* Objective:
The exercise asks for every line of the data to be reproduced exactly.

* Extracted records:
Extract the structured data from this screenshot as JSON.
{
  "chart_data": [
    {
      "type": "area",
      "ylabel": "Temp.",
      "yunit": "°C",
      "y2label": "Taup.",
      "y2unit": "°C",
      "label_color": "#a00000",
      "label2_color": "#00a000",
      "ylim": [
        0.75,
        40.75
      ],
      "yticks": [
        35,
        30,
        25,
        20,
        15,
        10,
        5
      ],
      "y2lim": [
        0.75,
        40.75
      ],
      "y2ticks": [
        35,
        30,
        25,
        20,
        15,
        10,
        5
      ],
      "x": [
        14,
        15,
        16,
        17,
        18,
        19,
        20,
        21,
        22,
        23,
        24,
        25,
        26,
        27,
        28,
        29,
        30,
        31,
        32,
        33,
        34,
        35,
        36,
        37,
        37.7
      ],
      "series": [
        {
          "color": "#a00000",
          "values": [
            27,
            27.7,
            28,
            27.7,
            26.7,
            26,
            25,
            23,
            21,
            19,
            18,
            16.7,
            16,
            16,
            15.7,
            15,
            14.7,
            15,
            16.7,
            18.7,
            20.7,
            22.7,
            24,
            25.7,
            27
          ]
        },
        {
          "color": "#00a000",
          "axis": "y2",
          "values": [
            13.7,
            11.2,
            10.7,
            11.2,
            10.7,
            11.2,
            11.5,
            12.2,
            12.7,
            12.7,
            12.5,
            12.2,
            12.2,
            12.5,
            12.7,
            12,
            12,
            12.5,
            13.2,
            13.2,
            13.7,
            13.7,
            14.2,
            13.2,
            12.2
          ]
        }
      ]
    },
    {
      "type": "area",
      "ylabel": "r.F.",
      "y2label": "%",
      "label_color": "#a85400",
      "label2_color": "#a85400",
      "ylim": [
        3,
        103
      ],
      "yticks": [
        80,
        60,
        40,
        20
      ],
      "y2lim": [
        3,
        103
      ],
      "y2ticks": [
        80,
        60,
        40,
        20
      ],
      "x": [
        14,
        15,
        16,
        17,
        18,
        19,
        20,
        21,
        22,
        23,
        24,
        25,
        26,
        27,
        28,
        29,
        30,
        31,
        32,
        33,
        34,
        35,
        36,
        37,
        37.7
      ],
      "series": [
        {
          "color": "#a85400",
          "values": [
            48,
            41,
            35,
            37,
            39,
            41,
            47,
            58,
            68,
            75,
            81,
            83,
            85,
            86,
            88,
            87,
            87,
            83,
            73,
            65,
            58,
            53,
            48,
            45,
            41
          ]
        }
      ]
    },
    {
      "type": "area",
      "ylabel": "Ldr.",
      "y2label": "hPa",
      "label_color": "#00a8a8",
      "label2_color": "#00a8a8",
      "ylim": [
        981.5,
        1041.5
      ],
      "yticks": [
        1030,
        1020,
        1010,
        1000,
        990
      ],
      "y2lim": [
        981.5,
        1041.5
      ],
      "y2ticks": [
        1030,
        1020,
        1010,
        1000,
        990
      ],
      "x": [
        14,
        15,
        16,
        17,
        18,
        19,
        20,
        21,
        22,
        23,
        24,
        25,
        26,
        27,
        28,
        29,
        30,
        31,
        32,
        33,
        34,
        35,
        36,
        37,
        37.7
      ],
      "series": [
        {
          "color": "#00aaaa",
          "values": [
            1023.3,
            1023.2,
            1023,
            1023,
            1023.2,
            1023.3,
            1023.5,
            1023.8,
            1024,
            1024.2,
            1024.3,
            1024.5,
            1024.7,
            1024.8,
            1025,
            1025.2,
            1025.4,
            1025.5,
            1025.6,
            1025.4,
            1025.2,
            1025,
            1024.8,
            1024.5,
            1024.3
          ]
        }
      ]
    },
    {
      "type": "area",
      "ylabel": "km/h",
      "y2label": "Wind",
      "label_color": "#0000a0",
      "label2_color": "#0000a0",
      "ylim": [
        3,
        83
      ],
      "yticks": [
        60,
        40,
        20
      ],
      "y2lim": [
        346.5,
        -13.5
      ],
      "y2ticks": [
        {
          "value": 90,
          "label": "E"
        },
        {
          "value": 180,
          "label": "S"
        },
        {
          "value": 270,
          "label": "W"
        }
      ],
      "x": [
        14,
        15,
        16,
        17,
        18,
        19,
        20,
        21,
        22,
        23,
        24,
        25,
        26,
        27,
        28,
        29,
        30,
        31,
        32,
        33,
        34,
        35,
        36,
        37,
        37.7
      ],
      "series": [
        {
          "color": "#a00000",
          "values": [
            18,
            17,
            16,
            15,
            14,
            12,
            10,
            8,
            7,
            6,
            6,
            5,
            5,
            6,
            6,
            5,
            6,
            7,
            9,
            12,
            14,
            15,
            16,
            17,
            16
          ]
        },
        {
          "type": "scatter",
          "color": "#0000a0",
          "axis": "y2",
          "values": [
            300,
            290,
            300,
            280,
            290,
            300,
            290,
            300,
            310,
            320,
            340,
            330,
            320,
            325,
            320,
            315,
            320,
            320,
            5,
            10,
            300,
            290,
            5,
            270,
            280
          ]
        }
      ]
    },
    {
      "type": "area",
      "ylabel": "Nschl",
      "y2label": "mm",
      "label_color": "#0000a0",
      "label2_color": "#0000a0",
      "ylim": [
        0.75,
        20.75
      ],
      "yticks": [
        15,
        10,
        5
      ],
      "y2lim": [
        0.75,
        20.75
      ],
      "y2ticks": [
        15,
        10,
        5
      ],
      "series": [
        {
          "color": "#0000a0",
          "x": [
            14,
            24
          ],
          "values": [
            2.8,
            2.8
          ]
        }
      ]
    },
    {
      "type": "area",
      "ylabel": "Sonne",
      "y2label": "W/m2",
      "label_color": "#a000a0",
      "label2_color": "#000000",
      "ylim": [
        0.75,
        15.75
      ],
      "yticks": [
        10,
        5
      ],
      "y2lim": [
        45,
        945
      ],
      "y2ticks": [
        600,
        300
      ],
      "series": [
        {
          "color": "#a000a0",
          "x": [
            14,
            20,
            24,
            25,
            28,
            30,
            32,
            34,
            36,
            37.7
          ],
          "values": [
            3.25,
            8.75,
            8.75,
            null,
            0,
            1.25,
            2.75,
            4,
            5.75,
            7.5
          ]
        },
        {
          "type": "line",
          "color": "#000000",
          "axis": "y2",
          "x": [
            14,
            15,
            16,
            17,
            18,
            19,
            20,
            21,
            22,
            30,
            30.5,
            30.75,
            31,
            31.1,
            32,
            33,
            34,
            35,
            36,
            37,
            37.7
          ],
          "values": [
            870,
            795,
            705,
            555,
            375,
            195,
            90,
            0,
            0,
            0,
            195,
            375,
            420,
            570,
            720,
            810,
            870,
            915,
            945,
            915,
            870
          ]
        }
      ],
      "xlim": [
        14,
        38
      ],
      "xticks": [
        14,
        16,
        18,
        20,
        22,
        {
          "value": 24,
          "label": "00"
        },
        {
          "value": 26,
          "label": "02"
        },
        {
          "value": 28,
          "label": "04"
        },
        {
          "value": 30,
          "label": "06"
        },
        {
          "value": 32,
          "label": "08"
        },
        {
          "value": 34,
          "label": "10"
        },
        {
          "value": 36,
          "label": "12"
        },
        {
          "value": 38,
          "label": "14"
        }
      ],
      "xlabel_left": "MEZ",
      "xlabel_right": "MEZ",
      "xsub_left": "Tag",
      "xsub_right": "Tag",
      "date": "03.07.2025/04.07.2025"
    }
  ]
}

* Solution to the problem:
Extract the structured data from this screenshot as JSON.
{
  "chart_data": [
    {
      "type": "area",
      "ylabel": "Temp.",
      "yunit": "°C",
      "y2label": "Taup.",
      "y2unit": "°C",
      "label_color": "#a00000",
      "label2_color": "#00a000",
      "ylim": [
        0.75,
        40.75
      ],
      "yticks": [
        35,
        30,
        25,
        20,
        15,
        10,
        5
      ],
      "y2lim": [
        0.75,
        40.75
      ],
      "y2ticks": [
        35,
        30,
        25,
        20,
        15,
        10,
        5
      ],
      "x": [
        14,
        15,
        16,
        17,
        18,
        19,
        20,
        21,
        22,
        23,
        24,
        25,
        26,
        27,
        28,
        29,
        30,
        31,
        32,
        33,
        34,
        35,
        36,
        37,
        37.7
      ],
      "series": [
        {
          "color": "#a00000",
          "values": [
            27,
            27.7,
            28,
            27.7,
            26.7,
            26,
            25,
            23,
            21,
            19,
            18,
            16.7,
            16,
            16,
            15.7,
            15,
            14.7,
            15,
            16.7,
            18.7,
            20.7,
            22.7,
            24,
            25.7,
            27
          ]
        },
        {
          "color": "#00a000",
          "axis": "y2",
          "values": [
            13.7,
            11.2,
            10.7,
            11.2,
            10.7,
            11.2,
            11.5,
            12.2,
            12.7,
            12.7,
            12.5,
            12.2,
            12.2,
            12.5,
            12.7,
            12,
            12,
            12.5,
            13.2,
            13.2,
            13.7,
            13.7,
            14.2,
            13.2,
            12.2
          ]
        }
      ]
    },
    {
      "type": "area",
      "ylabel": "r.F.",
      "y2label": "%",
      "label_color": "#a85400",
      "label2_color": "#a85400",
      "ylim": [
        3,
        103
      ],
      "yticks": [
        80,
        60,
        40,
        20
      ],
      "y2lim": [
        3,
        103
      ],
      "y2ticks": [
        80,
        60,
        40,
        20
      ],
      "x": [
        14,
        15,
        16,
        17,
        18,
        19,
        20,
        21,
        22,
        23,
        24,
        25,
        26,
        27,
        28,
        29,
        30,
        31,
        32,
        33,
        34,
        35,
        36,
        37,
        37.7
      ],
      "series": [
        {
          "color": "#a85400",
          "values": [
            48,
            41,
            35,
            37,
            39,
            41,
            47,
            58,
            68,
            75,
            81,
            83,
            85,
            86,
            88,
            87,
            87,
            83,
            73,
            65,
            58,
            53,
            48,
            45,
            41
          ]
        }
      ]
    },
    {
      "type": "area",
      "ylabel": "Ldr.",
      "y2label": "hPa",
      "label_color": "#00a8a8",
      "label2_color": "#00a8a8",
      "ylim": [
        981.5,
        1041.5
      ],
      "yticks": [
        1030,
        1020,
        1010,
        1000,
        990
      ],
      "y2lim": [
        981.5,
        1041.5
      ],
      "y2ticks": [
        1030,
        1020,
        1010,
        1000,
        990
      ],
      "x": [
        14,
        15,
        16,
        17,
        18,
        19,
        20,
        21,
        22,
        23,
        24,
        25,
        26,
        27,
        28,
        29,
        30,
        31,
        32,
        33,
        34,
        35,
        36,
        37,
        37.7
      ],
      "series": [
        {
          "color": "#00aaaa",
          "values": [
            1023.3,
            1023.2,
            1023,
            1023,
            1023.2,
            1023.3,
            1023.5,
            1023.8,
            1024,
            1024.2,
            1024.3,
            1024.5,
            1024.7,
            1024.8,
            1025,
            1025.2,
            1025.4,
            1025.5,
            1025.6,
            1025.4,
            1025.2,
            1025,
            1024.8,
            1024.5,
            1024.3
          ]
        }
      ]
    },
    {
      "type": "area",
      "ylabel": "km/h",
      "y2label": "Wind",
      "label_color": "#0000a0",
      "label2_color": "#0000a0",
      "ylim": [
        3,
        83
      ],
      "yticks": [
        60,
        40,
        20
      ],
      "y2lim": [
        346.5,
        -13.5
      ],
      "y2ticks": [
        {
          "value": 90,
          "label": "E"
        },
        {
          "value": 180,
          "label": "S"
        },
        {
          "value": 270,
          "label": "W"
        }
      ],
      "x": [
        14,
        15,
        16,
        17,
        18,
        19,
        20,
        21,
        22,
        23,
        24,
        25,
        26,
        27,
        28,
        29,
        30,
        31,
        32,
        33,
        34,
        35,
        36,
        37,
        37.7
      ],
      "series": [
        {
          "color": "#a00000",
          "values": [
            18,
            17,
            16,
            15,
            14,
            12,
            10,
            8,
            7,
            6,
            6,
            5,
            5,
            6,
            6,
            5,
            6,
            7,
            9,
            12,
            14,
            15,
            16,
            17,
            16
          ]
        },
        {
          "type": "scatter",
          "color": "#0000a0",
          "axis": "y2",
          "values": [
            300,
            290,
            300,
            280,
            290,
            300,
            290,
            300,
            310,
            320,
            340,
            330,
            320,
            325,
            320,
            315,
            320,
            320,
            5,
            10,
            300,
            290,
            5,
            270,
            280
          ]
        }
      ]
    },
    {
      "type": "area",
      "ylabel": "Nschl",
      "y2label": "mm",
      "label_color": "#0000a0",
      "label2_color": "#0000a0",
      "ylim": [
        0.75,
        20.75
      ],
      "yticks": [
        15,
        10,
        5
      ],
      "y2lim": [
        0.75,
        20.75
      ],
      "y2ticks": [
        15,
        10,
        5
      ],
      "series": [
        {
          "color": "#0000a0",
          "x": [
            14,
            24
          ],
          "values": [
            2.8,
            2.8
          ]
        }
      ]
    },
    {
      "type": "area",
      "ylabel": "Sonne",
      "y2label": "W/m2",
      "label_color": "#a000a0",
      "label2_color": "#000000",
      "ylim": [
        0.75,
        15.75
      ],
      "yticks": [
        10,
        5
      ],
      "y2lim": [
        45,
        945
      ],
      "y2ticks": [
        600,
        300
      ],
      "series": [
        {
          "color": "#a000a0",
          "x": [
            14,
            20,
            24,
            25,
            28,
            30,
            32,
            34,
            36,
            37.7
          ],
          "values": [
            3.25,
            8.75,
            8.75,
            null,
            0,
            1.25,
            2.75,
            4,
            5.75,
            7.5
          ]
        },
        {
          "type": "line",
          "color": "#000000",
          "axis": "y2",
          "x": [
            14,
            15,
            16,
            17,
            18,
            19,
            20,
            21,
            22,
            30,
            30.5,
            30.75,
            31,
            31.1,
            32,
            33,
            34,
            35,
            36,
            37,
            37.7
          ],
          "values": [
            870,
            795,
            705,
            555,
            375,
            195,
            90,
            0,
            0,
            0,
            195,
            375,
            420,
            570,
            720,
            810,
            870,
            915,
            945,
            915,
            870
          ]
        }
      ],
      "xlim": [
        14,
        38
      ],
      "xticks": [
        14,
        16,
        18,
        20,
        22,
        {
          "value": 24,
          "label": "00"
        },
        {
          "value": 26,
          "label": "02"
        },
        {
          "value": 28,
          "label": "04"
        },
        {
          "value": 30,
          "label": "06"
        },
        {
          "value": 32,
          "label": "08"
        },
        {
          "value": 34,
          "label": "10"
        },
        {
          "value": 36,
          "label": "12"
        },
        {
          "value": 38,
          "label": "14"
        }
      ],
      "xlabel_left": "MEZ",
      "xlabel_right": "MEZ",
      "xsub_left": "Tag",
      "xsub_right": "Tag",
      "date": "03.07.2025/04.07.2025"
    }
  ]
}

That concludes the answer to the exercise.